Entries from a visual dataset:
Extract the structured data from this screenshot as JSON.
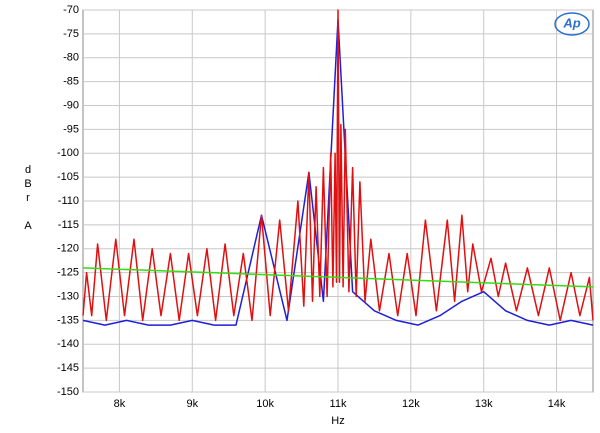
{
  "chart_data": {
    "type": "line",
    "ylabel": "dBr A",
    "xlabel": "Hz",
    "logo": "Ap",
    "xlim": [
      7500,
      14500
    ],
    "xticks": [
      {
        "value": 8000,
        "label": "8k"
      },
      {
        "value": 9000,
        "label": "9k"
      },
      {
        "value": 10000,
        "label": "10k"
      },
      {
        "value": 11000,
        "label": "11k"
      },
      {
        "value": 12000,
        "label": "12k"
      },
      {
        "value": 13000,
        "label": "13k"
      },
      {
        "value": 14000,
        "label": "14k"
      }
    ],
    "ylim": [
      -150,
      -70
    ],
    "yticks": [
      -150,
      -145,
      -140,
      -135,
      -130,
      -125,
      -120,
      -115,
      -110,
      -105,
      -100,
      -95,
      -90,
      -85,
      -80,
      -75,
      -70
    ],
    "grid": true,
    "series": [
      {
        "color": "#1f1fd8",
        "x": [
          7500,
          7800,
          8100,
          8400,
          8700,
          9000,
          9300,
          9600,
          9950,
          10300,
          10600,
          10800,
          11000,
          11200,
          11500,
          11800,
          12100,
          12400,
          12700,
          13000,
          13300,
          13600,
          13900,
          14200,
          14500
        ],
        "values": [
          -135,
          -136,
          -135,
          -136,
          -136,
          -135,
          -136,
          -136,
          -113,
          -135,
          -104,
          -131,
          -72,
          -129,
          -133,
          -135,
          -136,
          -134,
          -131,
          -129,
          -133,
          -135,
          -136,
          -135,
          -136
        ]
      },
      {
        "color": "#e01010",
        "x": [
          7500,
          7550,
          7620,
          7700,
          7820,
          7950,
          8070,
          8200,
          8320,
          8450,
          8570,
          8700,
          8820,
          8950,
          9070,
          9200,
          9320,
          9450,
          9570,
          9700,
          9820,
          9950,
          10070,
          10200,
          10320,
          10450,
          10530,
          10600,
          10650,
          10700,
          10750,
          10800,
          10850,
          10900,
          10930,
          10960,
          10980,
          11000,
          11020,
          11040,
          11070,
          11100,
          11150,
          11200,
          11250,
          11300,
          11370,
          11450,
          11570,
          11700,
          11820,
          11950,
          12070,
          12200,
          12350,
          12500,
          12600,
          12700,
          12780,
          12850,
          12970,
          13100,
          13200,
          13300,
          13450,
          13600,
          13750,
          13900,
          14050,
          14200,
          14320,
          14450,
          14500
        ],
        "values": [
          -134,
          -125,
          -134,
          -119,
          -135,
          -118,
          -134,
          -118,
          -135,
          -120,
          -134,
          -121,
          -135,
          -121,
          -134,
          -120,
          -135,
          -119,
          -134,
          -121,
          -135,
          -113,
          -134,
          -114,
          -133,
          -110,
          -132,
          -104,
          -131,
          -107,
          -130,
          -103,
          -130,
          -100,
          -128,
          -100,
          -127,
          -70,
          -127,
          -94,
          -128,
          -95,
          -129,
          -103,
          -130,
          -106,
          -131,
          -118,
          -133,
          -121,
          -134,
          -121,
          -134,
          -114,
          -133,
          -114,
          -131,
          -113,
          -129,
          -119,
          -129,
          -122,
          -130,
          -123,
          -133,
          -124,
          -134,
          -124,
          -135,
          -125,
          -134,
          -126,
          -135
        ]
      },
      {
        "color": "#33dd11",
        "x": [
          7500,
          11000,
          14500
        ],
        "values": [
          -124,
          -126,
          -128
        ]
      }
    ]
  }
}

- EXERCISE INSTRUCTIONS
Set down every entry word for word, but omit the pictures.

- RESULT FOR THIS EXERCISE
Extract the structured data from this screenshot as JSON.
{
  "chart_data": {
    "type": "line",
    "ylabel": "dBr A",
    "xlabel": "Hz",
    "logo": "Ap",
    "xlim": [
      7500,
      14500
    ],
    "xticks": [
      {
        "value": 8000,
        "label": "8k"
      },
      {
        "value": 9000,
        "label": "9k"
      },
      {
        "value": 10000,
        "label": "10k"
      },
      {
        "value": 11000,
        "label": "11k"
      },
      {
        "value": 12000,
        "label": "12k"
      },
      {
        "value": 13000,
        "label": "13k"
      },
      {
        "value": 14000,
        "label": "14k"
      }
    ],
    "ylim": [
      -150,
      -70
    ],
    "yticks": [
      -150,
      -145,
      -140,
      -135,
      -130,
      -125,
      -120,
      -115,
      -110,
      -105,
      -100,
      -95,
      -90,
      -85,
      -80,
      -75,
      -70
    ],
    "grid": true,
    "series": [
      {
        "color": "#1f1fd8",
        "x": [
          7500,
          7800,
          8100,
          8400,
          8700,
          9000,
          9300,
          9600,
          9950,
          10300,
          10600,
          10800,
          11000,
          11200,
          11500,
          11800,
          12100,
          12400,
          12700,
          13000,
          13300,
          13600,
          13900,
          14200,
          14500
        ],
        "values": [
          -135,
          -136,
          -135,
          -136,
          -136,
          -135,
          -136,
          -136,
          -113,
          -135,
          -104,
          -131,
          -72,
          -129,
          -133,
          -135,
          -136,
          -134,
          -131,
          -129,
          -133,
          -135,
          -136,
          -135,
          -136
        ]
      },
      {
        "color": "#e01010",
        "x": [
          7500,
          7550,
          7620,
          7700,
          7820,
          7950,
          8070,
          8200,
          8320,
          8450,
          8570,
          8700,
          8820,
          8950,
          9070,
          9200,
          9320,
          9450,
          9570,
          9700,
          9820,
          9950,
          10070,
          10200,
          10320,
          10450,
          10530,
          10600,
          10650,
          10700,
          10750,
          10800,
          10850,
          10900,
          10930,
          10960,
          10980,
          11000,
          11020,
          11040,
          11070,
          11100,
          11150,
          11200,
          11250,
          11300,
          11370,
          11450,
          11570,
          11700,
          11820,
          11950,
          12070,
          12200,
          12350,
          12500,
          12600,
          12700,
          12780,
          12850,
          12970,
          13100,
          13200,
          13300,
          13450,
          13600,
          13750,
          13900,
          14050,
          14200,
          14320,
          14450,
          14500
        ],
        "values": [
          -134,
          -125,
          -134,
          -119,
          -135,
          -118,
          -134,
          -118,
          -135,
          -120,
          -134,
          -121,
          -135,
          -121,
          -134,
          -120,
          -135,
          -119,
          -134,
          -121,
          -135,
          -113,
          -134,
          -114,
          -133,
          -110,
          -132,
          -104,
          -131,
          -107,
          -130,
          -103,
          -130,
          -100,
          -128,
          -100,
          -127,
          -70,
          -127,
          -94,
          -128,
          -95,
          -129,
          -103,
          -130,
          -106,
          -131,
          -118,
          -133,
          -121,
          -134,
          -121,
          -134,
          -114,
          -133,
          -114,
          -131,
          -113,
          -129,
          -119,
          -129,
          -122,
          -130,
          -123,
          -133,
          -124,
          -134,
          -124,
          -135,
          -125,
          -134,
          -126,
          -135
        ]
      },
      {
        "color": "#33dd11",
        "x": [
          7500,
          11000,
          14500
        ],
        "values": [
          -124,
          -126,
          -128
        ]
      }
    ]
  }
}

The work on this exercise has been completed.